[Task to complete]:
Locate every line in the records below that contains the word "this", and copy each one.

⁂

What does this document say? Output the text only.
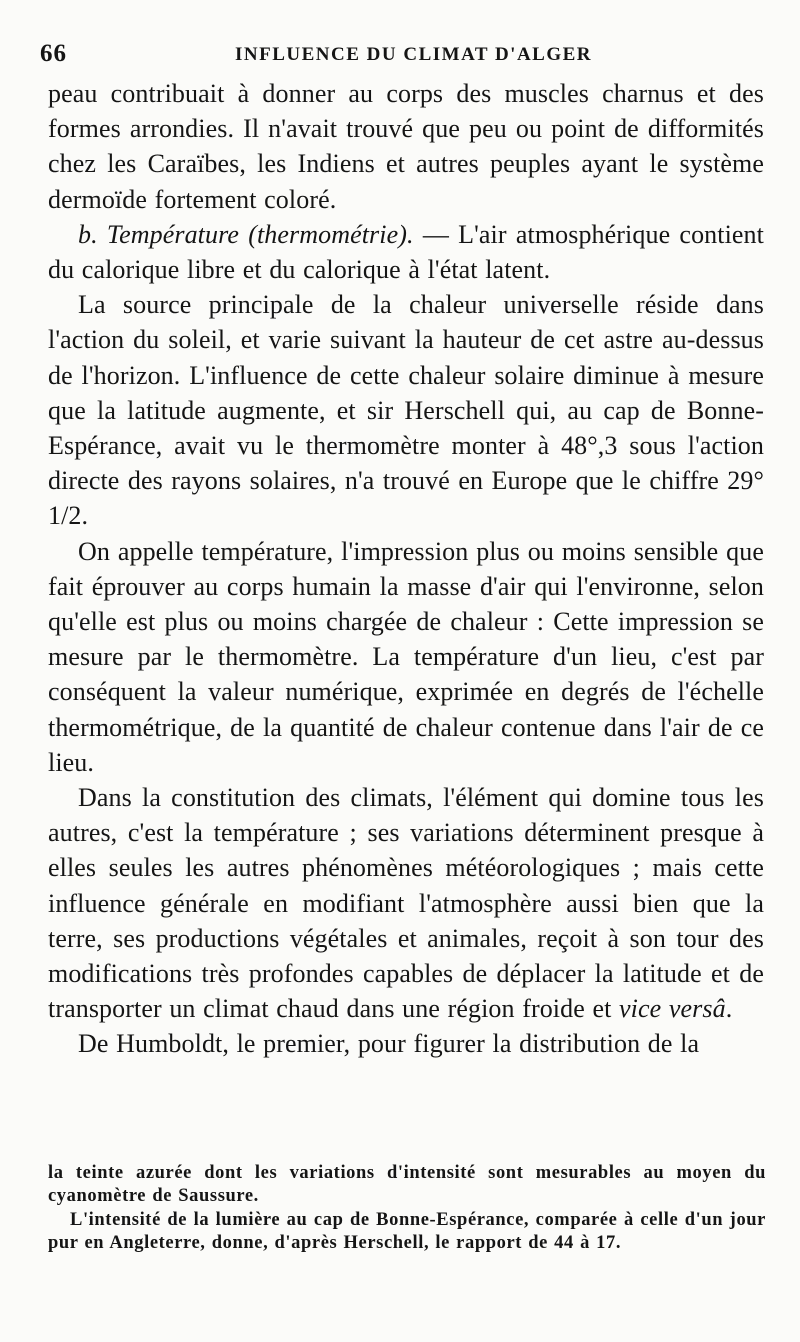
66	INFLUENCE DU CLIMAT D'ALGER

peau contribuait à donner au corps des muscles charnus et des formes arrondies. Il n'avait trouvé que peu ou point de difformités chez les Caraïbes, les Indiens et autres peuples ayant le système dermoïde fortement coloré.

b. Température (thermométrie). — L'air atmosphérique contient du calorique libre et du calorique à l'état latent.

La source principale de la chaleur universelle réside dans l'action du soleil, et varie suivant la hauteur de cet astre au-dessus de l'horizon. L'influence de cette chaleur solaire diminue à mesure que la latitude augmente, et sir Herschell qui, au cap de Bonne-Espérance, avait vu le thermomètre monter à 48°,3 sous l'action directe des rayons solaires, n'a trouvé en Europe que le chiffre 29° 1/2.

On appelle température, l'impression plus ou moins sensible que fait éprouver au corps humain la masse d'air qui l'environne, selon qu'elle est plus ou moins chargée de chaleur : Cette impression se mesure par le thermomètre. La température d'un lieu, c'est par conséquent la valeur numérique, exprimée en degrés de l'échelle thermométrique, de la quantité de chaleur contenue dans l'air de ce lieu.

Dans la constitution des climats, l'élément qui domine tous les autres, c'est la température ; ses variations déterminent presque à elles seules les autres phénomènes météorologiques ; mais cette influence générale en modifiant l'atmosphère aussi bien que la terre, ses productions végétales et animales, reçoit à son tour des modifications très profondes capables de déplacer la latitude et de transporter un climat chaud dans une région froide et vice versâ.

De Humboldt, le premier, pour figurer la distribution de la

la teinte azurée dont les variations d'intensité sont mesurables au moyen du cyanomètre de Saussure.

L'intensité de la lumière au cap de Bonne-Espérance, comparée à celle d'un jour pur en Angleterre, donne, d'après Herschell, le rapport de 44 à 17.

⁂

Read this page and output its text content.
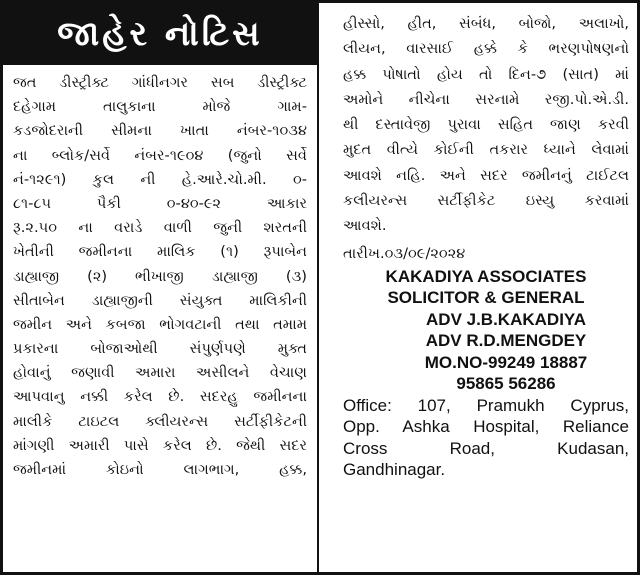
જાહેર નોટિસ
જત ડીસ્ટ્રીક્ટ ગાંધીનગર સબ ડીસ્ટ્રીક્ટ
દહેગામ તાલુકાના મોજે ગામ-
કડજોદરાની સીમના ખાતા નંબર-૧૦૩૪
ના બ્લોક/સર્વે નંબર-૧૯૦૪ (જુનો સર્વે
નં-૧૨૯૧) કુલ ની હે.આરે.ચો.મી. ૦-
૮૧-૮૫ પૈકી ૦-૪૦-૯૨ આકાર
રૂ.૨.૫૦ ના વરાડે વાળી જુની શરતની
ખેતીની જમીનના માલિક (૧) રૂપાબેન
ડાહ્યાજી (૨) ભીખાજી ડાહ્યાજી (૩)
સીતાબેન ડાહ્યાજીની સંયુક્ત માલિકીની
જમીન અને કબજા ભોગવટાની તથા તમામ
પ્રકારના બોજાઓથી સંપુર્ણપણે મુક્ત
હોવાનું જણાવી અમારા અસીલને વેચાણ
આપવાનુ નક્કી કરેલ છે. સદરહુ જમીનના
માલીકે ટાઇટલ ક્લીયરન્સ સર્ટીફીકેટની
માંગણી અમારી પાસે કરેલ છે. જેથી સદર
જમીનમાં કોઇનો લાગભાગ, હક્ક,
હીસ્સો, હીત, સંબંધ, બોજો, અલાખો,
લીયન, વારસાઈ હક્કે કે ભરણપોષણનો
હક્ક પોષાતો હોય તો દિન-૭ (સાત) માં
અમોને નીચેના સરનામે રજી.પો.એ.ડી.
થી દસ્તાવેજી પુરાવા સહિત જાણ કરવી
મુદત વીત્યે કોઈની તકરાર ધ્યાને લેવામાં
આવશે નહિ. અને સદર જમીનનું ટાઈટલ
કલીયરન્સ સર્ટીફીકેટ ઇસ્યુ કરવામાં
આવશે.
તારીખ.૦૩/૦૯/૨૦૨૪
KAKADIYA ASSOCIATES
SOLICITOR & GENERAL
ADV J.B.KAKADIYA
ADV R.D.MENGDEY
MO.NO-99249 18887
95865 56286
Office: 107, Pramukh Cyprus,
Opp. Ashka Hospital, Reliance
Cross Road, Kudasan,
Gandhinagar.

⁂

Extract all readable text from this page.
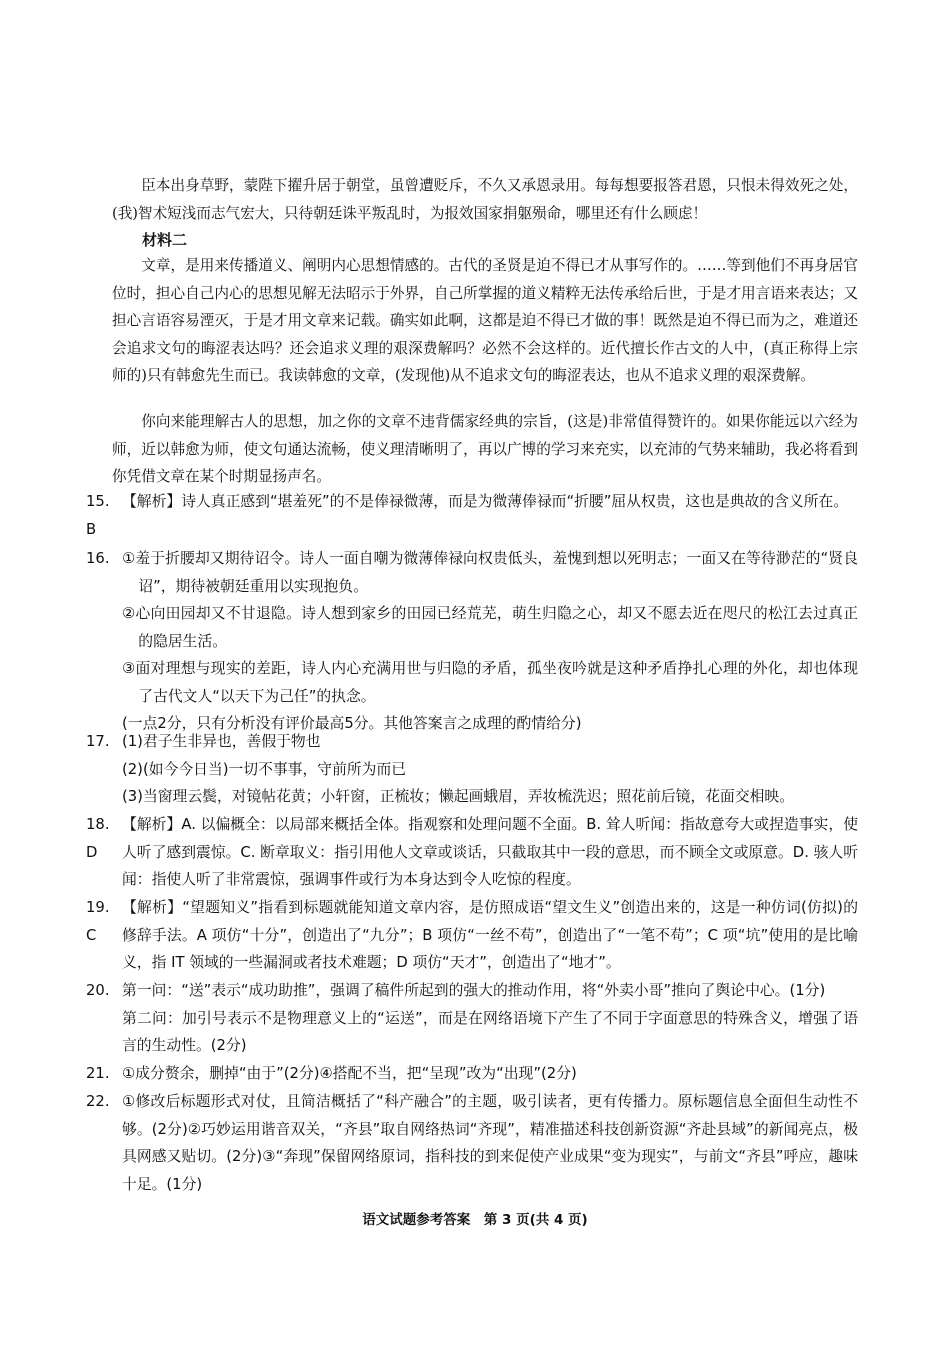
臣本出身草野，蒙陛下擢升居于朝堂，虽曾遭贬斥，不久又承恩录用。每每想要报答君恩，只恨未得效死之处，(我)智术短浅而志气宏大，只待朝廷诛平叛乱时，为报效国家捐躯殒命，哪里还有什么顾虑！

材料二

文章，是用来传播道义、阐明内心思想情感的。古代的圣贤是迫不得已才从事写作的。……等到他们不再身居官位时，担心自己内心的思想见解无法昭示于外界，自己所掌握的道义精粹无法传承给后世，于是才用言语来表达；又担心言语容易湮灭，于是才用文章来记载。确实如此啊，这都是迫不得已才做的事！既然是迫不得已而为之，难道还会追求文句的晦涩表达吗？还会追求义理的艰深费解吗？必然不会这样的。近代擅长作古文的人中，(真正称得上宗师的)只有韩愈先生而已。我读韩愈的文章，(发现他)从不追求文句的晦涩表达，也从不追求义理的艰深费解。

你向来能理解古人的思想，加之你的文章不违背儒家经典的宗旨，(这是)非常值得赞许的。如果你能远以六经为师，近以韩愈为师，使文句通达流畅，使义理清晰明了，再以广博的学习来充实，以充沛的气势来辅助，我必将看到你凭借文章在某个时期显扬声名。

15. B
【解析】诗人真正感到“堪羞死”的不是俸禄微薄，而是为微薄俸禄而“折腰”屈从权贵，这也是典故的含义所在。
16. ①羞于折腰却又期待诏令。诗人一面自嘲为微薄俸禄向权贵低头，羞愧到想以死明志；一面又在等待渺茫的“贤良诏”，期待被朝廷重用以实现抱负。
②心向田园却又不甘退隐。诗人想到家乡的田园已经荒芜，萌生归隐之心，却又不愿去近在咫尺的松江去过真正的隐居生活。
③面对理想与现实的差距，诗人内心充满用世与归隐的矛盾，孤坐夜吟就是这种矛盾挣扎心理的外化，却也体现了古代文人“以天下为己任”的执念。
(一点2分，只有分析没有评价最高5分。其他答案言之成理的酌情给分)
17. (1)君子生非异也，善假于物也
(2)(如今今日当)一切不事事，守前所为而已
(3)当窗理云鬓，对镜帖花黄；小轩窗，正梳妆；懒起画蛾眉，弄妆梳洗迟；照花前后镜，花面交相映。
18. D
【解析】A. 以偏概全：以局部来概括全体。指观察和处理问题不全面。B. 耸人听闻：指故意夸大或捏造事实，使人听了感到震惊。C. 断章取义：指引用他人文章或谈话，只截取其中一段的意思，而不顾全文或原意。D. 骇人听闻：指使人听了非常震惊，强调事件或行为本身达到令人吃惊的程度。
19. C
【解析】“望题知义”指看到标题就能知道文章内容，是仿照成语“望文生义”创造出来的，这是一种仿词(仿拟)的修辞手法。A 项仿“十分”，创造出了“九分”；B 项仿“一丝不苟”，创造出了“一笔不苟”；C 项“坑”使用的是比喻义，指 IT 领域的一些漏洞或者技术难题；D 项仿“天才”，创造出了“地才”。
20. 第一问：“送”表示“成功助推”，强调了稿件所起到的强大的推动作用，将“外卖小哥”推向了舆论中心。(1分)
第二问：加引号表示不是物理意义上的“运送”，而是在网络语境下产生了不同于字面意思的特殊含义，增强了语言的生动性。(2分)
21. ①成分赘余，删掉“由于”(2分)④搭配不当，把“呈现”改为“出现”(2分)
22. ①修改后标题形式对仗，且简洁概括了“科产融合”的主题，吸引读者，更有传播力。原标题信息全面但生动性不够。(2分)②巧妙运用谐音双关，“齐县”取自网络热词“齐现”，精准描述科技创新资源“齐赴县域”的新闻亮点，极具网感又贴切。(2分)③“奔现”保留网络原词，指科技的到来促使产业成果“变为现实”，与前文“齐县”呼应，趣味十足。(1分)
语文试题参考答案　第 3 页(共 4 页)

⁂

[Solved problem]:
What does this document say? Output the text only.
Read this page and output its text content.
Extract all readable text from this page.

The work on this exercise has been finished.